--- Begin Data for processing ---

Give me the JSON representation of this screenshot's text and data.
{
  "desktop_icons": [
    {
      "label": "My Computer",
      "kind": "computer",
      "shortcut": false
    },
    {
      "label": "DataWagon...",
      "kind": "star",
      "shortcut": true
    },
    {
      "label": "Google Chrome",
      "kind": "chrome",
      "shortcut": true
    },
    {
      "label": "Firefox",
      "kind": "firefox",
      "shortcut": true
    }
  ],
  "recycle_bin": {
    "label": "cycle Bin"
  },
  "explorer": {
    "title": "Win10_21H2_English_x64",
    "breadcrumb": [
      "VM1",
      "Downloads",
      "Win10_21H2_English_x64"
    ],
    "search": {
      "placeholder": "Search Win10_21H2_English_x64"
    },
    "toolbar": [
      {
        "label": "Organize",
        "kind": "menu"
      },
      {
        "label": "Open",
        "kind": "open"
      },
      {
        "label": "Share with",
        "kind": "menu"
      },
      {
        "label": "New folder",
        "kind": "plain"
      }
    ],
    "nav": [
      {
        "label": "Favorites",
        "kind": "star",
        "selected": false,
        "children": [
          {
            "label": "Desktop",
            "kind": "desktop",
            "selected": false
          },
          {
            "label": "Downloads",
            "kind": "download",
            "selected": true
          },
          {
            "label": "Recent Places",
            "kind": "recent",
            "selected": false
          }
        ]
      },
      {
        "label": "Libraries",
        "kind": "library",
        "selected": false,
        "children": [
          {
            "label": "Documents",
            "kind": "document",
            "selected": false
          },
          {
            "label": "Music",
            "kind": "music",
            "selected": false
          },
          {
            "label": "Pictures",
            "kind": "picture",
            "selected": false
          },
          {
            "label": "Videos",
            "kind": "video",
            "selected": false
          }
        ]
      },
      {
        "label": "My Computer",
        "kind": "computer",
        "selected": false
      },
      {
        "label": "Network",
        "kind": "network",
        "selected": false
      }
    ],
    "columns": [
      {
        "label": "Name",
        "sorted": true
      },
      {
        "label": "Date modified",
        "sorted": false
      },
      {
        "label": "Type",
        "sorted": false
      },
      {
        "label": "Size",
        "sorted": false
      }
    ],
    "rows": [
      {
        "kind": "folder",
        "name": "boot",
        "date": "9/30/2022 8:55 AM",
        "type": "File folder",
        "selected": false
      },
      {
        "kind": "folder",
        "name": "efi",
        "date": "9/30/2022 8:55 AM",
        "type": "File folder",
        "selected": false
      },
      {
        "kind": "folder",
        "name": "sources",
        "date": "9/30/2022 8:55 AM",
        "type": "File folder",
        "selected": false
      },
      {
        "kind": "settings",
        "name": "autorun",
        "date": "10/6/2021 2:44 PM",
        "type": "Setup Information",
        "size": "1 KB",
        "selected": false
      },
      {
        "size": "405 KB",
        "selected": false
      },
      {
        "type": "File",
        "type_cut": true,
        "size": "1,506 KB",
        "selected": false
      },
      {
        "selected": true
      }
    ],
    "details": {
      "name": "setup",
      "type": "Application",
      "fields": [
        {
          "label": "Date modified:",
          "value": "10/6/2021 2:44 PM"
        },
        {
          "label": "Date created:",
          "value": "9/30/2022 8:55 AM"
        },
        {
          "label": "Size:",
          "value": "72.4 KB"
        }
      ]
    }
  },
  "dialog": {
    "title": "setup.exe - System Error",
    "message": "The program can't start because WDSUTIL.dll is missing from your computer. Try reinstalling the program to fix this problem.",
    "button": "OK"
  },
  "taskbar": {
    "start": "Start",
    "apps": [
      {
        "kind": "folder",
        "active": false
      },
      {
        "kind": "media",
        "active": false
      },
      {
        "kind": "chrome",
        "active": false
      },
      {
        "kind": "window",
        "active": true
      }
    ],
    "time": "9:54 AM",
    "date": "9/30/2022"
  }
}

--- End Data for processing ---

Find the word "this" and list each line it appears in.

## Reply to the exercise
Give me the JSON representation of this screenshot's text and data.
    "message": "The program can't start because WDSUTIL.dll is missing from your computer. Try reinstalling the program to fix this problem.",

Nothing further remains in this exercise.